• Written task
Write out each line in which the string "this" is present.

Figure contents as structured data
┄┄┄┄┄┄

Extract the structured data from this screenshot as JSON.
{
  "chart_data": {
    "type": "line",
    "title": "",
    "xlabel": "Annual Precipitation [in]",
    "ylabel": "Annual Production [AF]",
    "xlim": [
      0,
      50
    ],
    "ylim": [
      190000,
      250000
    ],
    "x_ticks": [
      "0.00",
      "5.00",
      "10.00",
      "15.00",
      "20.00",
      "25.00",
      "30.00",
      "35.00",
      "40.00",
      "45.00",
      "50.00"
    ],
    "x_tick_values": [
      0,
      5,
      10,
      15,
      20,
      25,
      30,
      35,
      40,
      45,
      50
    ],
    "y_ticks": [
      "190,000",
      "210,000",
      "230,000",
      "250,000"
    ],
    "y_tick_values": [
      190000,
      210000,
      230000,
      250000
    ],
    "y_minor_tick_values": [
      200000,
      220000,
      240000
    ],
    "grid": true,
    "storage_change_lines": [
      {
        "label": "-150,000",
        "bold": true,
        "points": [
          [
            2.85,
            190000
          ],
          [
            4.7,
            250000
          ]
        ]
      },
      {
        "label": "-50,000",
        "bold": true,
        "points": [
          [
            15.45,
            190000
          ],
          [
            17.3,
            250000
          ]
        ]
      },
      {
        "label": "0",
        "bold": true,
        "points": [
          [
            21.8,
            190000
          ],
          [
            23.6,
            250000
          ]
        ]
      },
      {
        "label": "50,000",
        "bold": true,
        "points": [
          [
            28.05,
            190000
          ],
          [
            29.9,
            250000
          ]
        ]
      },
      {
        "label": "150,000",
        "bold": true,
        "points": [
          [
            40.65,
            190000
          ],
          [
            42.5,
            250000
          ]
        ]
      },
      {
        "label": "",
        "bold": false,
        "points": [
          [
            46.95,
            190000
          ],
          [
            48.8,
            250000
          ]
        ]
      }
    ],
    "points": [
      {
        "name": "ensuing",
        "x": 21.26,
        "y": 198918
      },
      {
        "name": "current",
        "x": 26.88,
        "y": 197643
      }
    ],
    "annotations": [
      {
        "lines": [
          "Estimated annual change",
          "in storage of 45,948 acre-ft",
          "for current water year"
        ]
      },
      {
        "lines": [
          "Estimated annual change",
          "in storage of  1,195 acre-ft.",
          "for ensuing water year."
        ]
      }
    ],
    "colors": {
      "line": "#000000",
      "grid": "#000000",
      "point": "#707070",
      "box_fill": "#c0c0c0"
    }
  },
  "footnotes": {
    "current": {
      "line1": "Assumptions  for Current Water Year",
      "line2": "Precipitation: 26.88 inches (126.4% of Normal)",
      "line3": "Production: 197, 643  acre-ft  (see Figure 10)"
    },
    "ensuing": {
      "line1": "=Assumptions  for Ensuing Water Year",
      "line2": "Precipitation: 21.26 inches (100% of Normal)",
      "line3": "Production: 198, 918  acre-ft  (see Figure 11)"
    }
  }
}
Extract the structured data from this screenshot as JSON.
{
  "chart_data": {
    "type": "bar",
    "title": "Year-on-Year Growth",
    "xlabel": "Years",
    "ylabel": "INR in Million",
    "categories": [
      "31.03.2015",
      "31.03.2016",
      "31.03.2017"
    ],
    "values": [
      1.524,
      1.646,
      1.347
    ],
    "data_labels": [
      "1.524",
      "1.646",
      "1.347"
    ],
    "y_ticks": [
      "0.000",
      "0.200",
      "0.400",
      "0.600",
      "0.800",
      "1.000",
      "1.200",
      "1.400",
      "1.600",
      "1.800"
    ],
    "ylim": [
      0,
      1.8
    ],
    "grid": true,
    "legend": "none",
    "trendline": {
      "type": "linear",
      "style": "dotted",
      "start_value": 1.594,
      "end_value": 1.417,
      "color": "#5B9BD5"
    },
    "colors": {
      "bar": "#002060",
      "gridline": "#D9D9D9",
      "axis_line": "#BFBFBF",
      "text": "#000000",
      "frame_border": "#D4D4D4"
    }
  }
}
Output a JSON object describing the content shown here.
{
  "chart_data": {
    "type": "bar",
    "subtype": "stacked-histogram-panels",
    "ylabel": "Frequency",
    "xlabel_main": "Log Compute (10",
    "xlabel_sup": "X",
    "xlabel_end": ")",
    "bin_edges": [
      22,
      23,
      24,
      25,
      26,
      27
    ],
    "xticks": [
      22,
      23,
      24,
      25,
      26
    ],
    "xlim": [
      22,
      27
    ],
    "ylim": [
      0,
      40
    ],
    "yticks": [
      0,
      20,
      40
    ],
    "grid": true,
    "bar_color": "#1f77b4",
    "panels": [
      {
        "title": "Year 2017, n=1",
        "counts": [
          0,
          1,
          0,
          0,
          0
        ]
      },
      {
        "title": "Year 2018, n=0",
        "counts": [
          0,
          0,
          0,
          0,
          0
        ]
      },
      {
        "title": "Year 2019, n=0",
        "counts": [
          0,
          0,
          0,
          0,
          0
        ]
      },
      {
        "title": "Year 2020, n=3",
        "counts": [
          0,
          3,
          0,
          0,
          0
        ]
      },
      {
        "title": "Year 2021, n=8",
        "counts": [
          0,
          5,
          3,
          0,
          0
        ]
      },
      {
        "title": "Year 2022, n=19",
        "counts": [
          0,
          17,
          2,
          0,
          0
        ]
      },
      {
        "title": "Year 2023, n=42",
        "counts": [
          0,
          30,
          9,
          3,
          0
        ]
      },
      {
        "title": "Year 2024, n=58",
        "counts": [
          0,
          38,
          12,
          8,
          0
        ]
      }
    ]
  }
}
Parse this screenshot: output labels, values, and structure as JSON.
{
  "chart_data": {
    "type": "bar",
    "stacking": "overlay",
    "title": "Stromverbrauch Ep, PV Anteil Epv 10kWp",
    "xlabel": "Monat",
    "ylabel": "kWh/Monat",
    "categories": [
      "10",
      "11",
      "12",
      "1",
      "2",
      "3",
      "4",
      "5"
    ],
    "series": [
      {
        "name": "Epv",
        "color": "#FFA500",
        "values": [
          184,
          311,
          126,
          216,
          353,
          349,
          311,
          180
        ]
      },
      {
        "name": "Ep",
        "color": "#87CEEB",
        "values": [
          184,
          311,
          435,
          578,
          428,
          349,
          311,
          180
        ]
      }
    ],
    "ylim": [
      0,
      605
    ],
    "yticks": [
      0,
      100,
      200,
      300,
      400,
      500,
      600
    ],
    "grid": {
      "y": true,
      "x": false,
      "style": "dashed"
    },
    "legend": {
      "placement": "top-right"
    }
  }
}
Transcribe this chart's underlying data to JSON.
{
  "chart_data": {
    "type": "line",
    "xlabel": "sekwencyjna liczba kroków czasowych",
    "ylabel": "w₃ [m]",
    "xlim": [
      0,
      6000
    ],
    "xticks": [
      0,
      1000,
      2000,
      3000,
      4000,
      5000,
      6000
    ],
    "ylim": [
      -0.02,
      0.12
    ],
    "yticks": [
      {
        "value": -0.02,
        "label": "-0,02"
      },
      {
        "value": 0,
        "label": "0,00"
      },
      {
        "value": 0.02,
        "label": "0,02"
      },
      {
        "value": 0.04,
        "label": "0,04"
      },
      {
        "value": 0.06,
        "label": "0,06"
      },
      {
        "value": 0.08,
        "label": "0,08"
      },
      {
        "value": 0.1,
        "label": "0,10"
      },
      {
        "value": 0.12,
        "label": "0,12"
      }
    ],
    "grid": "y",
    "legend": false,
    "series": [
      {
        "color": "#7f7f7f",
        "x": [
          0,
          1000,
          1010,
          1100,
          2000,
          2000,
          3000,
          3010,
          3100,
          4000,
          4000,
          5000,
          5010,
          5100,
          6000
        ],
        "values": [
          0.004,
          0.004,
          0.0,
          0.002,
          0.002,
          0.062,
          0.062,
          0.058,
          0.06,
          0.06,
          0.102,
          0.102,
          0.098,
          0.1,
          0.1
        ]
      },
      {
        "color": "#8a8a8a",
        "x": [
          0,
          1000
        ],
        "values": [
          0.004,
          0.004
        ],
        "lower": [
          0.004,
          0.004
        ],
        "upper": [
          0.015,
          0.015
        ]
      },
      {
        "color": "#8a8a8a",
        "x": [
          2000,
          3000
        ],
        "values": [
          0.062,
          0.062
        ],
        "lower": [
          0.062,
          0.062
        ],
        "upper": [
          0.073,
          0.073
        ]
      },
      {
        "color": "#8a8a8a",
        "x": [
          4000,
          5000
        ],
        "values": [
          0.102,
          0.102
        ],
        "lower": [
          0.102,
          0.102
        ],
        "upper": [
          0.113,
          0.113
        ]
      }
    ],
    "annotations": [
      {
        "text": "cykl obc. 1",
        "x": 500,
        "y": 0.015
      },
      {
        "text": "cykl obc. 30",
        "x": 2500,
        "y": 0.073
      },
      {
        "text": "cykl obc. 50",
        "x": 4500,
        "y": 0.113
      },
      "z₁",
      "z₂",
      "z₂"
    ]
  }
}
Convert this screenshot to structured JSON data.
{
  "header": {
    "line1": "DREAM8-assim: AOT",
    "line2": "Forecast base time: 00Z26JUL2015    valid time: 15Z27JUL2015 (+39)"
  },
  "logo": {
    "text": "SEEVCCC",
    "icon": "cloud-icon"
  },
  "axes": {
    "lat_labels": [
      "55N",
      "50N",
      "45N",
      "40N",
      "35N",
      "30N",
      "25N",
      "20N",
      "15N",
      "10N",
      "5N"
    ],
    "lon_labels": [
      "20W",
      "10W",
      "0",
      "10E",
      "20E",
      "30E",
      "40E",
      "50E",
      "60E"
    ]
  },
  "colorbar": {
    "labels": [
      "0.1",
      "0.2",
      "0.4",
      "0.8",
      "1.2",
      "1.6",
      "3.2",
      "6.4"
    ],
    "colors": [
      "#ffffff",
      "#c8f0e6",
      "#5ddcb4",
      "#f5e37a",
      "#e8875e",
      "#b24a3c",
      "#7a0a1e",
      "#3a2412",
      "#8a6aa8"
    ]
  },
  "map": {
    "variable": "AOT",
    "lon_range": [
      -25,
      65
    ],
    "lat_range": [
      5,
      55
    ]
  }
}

┄┄┄┄┄┄

• Task solution
Extract the structured data from this screenshot as JSON.
Extract the structured data from this screenshot as JSON.
Parse this screenshot: output labels, values, and structure as JSON.
Transcribe this chart's underlying data to JSON.
Convert this screenshot to structured JSON data.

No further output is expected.